AIM OF THE TASK: Transcribe every entry word for word, leaving out all images.

EXTRACTED RECORDS:
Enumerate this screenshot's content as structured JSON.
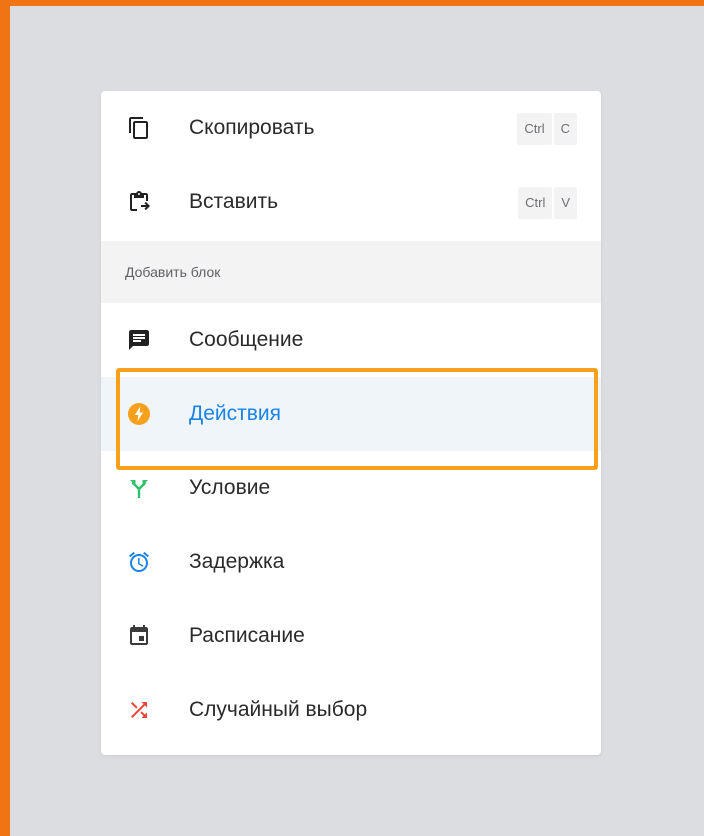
{
  "menu": {
    "copy": {
      "label": "Скопировать",
      "icon": "copy-icon",
      "shortcut": [
        "Ctrl",
        "C"
      ]
    },
    "paste": {
      "label": "Вставить",
      "icon": "paste-icon",
      "shortcut": [
        "Ctrl",
        "V"
      ]
    },
    "section_header": "Добавить блок",
    "blocks": [
      {
        "label": "Сообщение",
        "icon": "message-icon",
        "color": "#2a2a2a"
      },
      {
        "label": "Действия",
        "icon": "lightning-icon",
        "color": "#f7a01c",
        "active": true
      },
      {
        "label": "Условие",
        "icon": "split-arrows-icon",
        "color": "#2cc36b"
      },
      {
        "label": "Задержка",
        "icon": "alarm-clock-icon",
        "color": "#1a83e6"
      },
      {
        "label": "Расписание",
        "icon": "calendar-icon",
        "color": "#3a3a3a"
      },
      {
        "label": "Случайный выбор",
        "icon": "shuffle-icon",
        "color": "#f04438"
      }
    ]
  },
  "colors": {
    "frame_border": "#f07414",
    "background": "#dcdde0",
    "active_text": "#1a83e6",
    "highlight_border": "#f7a01c"
  }
}
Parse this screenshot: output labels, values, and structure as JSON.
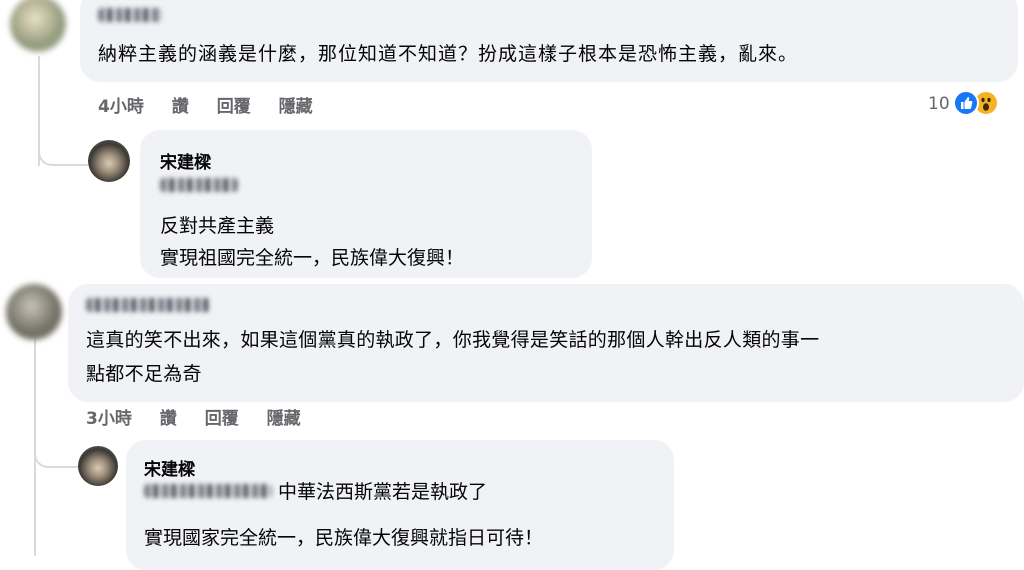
{
  "comments": [
    {
      "text": "納粹主義的涵義是什麼，那位知道不知道？扮成這樣子根本是恐怖主義，亂來。",
      "time": "4小時",
      "like": "讚",
      "reply": "回覆",
      "hide": "隱藏",
      "reaction_count": "10",
      "reactions": [
        "like-icon",
        "wow-icon"
      ],
      "replies": [
        {
          "author": "宋建樑",
          "lines": [
            "反對共產主義",
            "實現祖國完全統一，民族偉大復興！"
          ]
        }
      ]
    },
    {
      "text_line1": "這真的笑不出來，如果這個黨真的執政了，你我覺得是笑話的那個人幹出反人類的事一",
      "text_line2": "點都不足為奇",
      "time": "3小時",
      "like": "讚",
      "reply": "回覆",
      "hide": "隱藏",
      "replies": [
        {
          "author": "宋建樑",
          "line1": "中華法西斯黨若是執政了",
          "line2": "實現國家完全統一，民族偉大復興就指日可待！"
        }
      ]
    }
  ],
  "colors": {
    "bubble": "#f0f2f5",
    "meta": "#65676b",
    "like_blue": "#1877f2",
    "wow_yellow": "#f7b125"
  }
}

RESULT OF THE EXERCISE:
Enumerate this screenshot's content as structured JSON.
{
  "menu": {
    "copy": {
      "label": "Скопировать",
      "icon": "copy-icon",
      "shortcut": [
        "Ctrl",
        "C"
      ]
    },
    "paste": {
      "label": "Вставить",
      "icon": "paste-icon",
      "shortcut": [
        "Ctrl",
        "V"
      ]
    },
    "section_header": "Добавить блок",
    "blocks": [
      {
        "label": "Сообщение",
        "icon": "message-icon",
        "color": "#2a2a2a"
      },
      {
        "label": "Действия",
        "icon": "lightning-icon",
        "color": "#f7a01c",
        "active": true
      },
      {
        "label": "Условие",
        "icon": "split-arrows-icon",
        "color": "#2cc36b"
      },
      {
        "label": "Задержка",
        "icon": "alarm-clock-icon",
        "color": "#1a83e6"
      },
      {
        "label": "Расписание",
        "icon": "calendar-icon",
        "color": "#3a3a3a"
      },
      {
        "label": "Случайный выбор",
        "icon": "shuffle-icon",
        "color": "#f04438"
      }
    ]
  },
  "colors": {
    "frame_border": "#f07414",
    "background": "#dcdde0",
    "active_text": "#1a83e6",
    "highlight_border": "#f7a01c"
  }
}
Parse this screenshot: output labels, values, and structure as JSON.
{
  "comments": [
    {
      "text": "納粹主義的涵義是什麼，那位知道不知道？扮成這樣子根本是恐怖主義，亂來。",
      "time": "4小時",
      "like": "讚",
      "reply": "回覆",
      "hide": "隱藏",
      "reaction_count": "10",
      "reactions": [
        "like-icon",
        "wow-icon"
      ],
      "replies": [
        {
          "author": "宋建樑",
          "lines": [
            "反對共產主義",
            "實現祖國完全統一，民族偉大復興！"
          ]
        }
      ]
    },
    {
      "text_line1": "這真的笑不出來，如果這個黨真的執政了，你我覺得是笑話的那個人幹出反人類的事一",
      "text_line2": "點都不足為奇",
      "time": "3小時",
      "like": "讚",
      "reply": "回覆",
      "hide": "隱藏",
      "replies": [
        {
          "author": "宋建樑",
          "line1": "中華法西斯黨若是執政了",
          "line2": "實現國家完全統一，民族偉大復興就指日可待！"
        }
      ]
    }
  ],
  "colors": {
    "bubble": "#f0f2f5",
    "meta": "#65676b",
    "like_blue": "#1877f2",
    "wow_yellow": "#f7b125"
  }
}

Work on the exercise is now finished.